> RECORDS FOR PROCESSING:

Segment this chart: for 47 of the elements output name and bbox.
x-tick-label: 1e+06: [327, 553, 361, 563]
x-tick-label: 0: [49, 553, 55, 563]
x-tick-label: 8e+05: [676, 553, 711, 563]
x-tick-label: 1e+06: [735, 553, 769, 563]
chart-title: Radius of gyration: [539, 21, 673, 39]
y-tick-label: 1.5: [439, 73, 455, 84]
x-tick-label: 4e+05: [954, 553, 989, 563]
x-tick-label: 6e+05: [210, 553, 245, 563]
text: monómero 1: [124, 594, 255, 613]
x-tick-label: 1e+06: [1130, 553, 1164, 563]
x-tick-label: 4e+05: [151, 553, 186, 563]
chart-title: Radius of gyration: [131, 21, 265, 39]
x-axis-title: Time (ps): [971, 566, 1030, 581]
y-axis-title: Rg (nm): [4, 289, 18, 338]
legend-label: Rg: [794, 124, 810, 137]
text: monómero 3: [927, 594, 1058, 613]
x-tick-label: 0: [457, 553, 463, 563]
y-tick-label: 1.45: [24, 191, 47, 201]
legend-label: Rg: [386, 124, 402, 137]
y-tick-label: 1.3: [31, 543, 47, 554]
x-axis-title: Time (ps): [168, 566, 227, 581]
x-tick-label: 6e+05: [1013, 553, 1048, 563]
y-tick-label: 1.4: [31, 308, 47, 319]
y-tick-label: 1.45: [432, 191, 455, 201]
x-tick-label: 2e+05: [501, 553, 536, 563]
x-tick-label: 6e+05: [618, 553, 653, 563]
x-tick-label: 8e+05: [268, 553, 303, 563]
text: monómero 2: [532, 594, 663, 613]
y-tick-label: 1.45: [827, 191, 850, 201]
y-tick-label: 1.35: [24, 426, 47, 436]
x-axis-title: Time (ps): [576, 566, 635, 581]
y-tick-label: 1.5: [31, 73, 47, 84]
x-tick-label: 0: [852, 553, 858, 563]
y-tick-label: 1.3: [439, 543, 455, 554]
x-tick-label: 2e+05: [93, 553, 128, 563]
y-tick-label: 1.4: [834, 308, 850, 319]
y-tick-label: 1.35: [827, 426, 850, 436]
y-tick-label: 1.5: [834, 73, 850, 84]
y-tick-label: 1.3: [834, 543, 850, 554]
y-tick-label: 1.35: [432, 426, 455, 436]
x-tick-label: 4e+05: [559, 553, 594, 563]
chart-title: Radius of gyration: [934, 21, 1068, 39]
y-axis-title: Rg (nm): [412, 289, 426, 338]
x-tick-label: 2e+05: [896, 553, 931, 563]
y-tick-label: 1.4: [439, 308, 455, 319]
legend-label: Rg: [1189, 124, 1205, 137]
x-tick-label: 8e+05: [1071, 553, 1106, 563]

> INSTRUCTIONS FOR THE TASK: Print all of the material above again, line for line, without changing a character.

> TASK RESPONSE:
Segment this chart: for 47 of the elements output name and bbox.
x-tick-label: 1e+06: [327, 553, 361, 563]
x-tick-label: 0: [49, 553, 55, 563]
x-tick-label: 8e+05: [676, 553, 711, 563]
x-tick-label: 1e+06: [735, 553, 769, 563]
chart-title: Radius of gyration: [539, 21, 673, 39]
y-tick-label: 1.5: [439, 73, 455, 84]
x-tick-label: 4e+05: [954, 553, 989, 563]
x-tick-label: 6e+05: [210, 553, 245, 563]
text: monómero 1: [124, 594, 255, 613]
x-tick-label: 1e+06: [1130, 553, 1164, 563]
x-tick-label: 4e+05: [151, 553, 186, 563]
chart-title: Radius of gyration: [131, 21, 265, 39]
x-axis-title: Time (ps): [971, 566, 1030, 581]
y-axis-title: Rg (nm): [4, 289, 18, 338]
legend-label: Rg: [794, 124, 810, 137]
text: monómero 3: [927, 594, 1058, 613]
x-tick-label: 0: [457, 553, 463, 563]
y-tick-label: 1.45: [24, 191, 47, 201]
legend-label: Rg: [386, 124, 402, 137]
y-tick-label: 1.3: [31, 543, 47, 554]
x-axis-title: Time (ps): [168, 566, 227, 581]
x-tick-label: 6e+05: [1013, 553, 1048, 563]
y-tick-label: 1.4: [31, 308, 47, 319]
y-tick-label: 1.45: [432, 191, 455, 201]
x-tick-label: 2e+05: [501, 553, 536, 563]
x-tick-label: 6e+05: [618, 553, 653, 563]
x-tick-label: 8e+05: [268, 553, 303, 563]
text: monómero 2: [532, 594, 663, 613]
y-tick-label: 1.45: [827, 191, 850, 201]
y-tick-label: 1.35: [24, 426, 47, 436]
x-axis-title: Time (ps): [576, 566, 635, 581]
y-tick-label: 1.5: [31, 73, 47, 84]
x-tick-label: 0: [852, 553, 858, 563]
y-tick-label: 1.3: [439, 543, 455, 554]
x-tick-label: 2e+05: [93, 553, 128, 563]
y-tick-label: 1.4: [834, 308, 850, 319]
y-tick-label: 1.35: [827, 426, 850, 436]
y-tick-label: 1.5: [834, 73, 850, 84]
y-tick-label: 1.3: [834, 543, 850, 554]
y-tick-label: 1.35: [432, 426, 455, 436]
x-tick-label: 4e+05: [559, 553, 594, 563]
chart-title: Radius of gyration: [934, 21, 1068, 39]
y-axis-title: Rg (nm): [412, 289, 426, 338]
x-tick-label: 2e+05: [896, 553, 931, 563]
y-tick-label: 1.4: [439, 308, 455, 319]
legend-label: Rg: [1189, 124, 1205, 137]
x-tick-label: 8e+05: [1071, 553, 1106, 563]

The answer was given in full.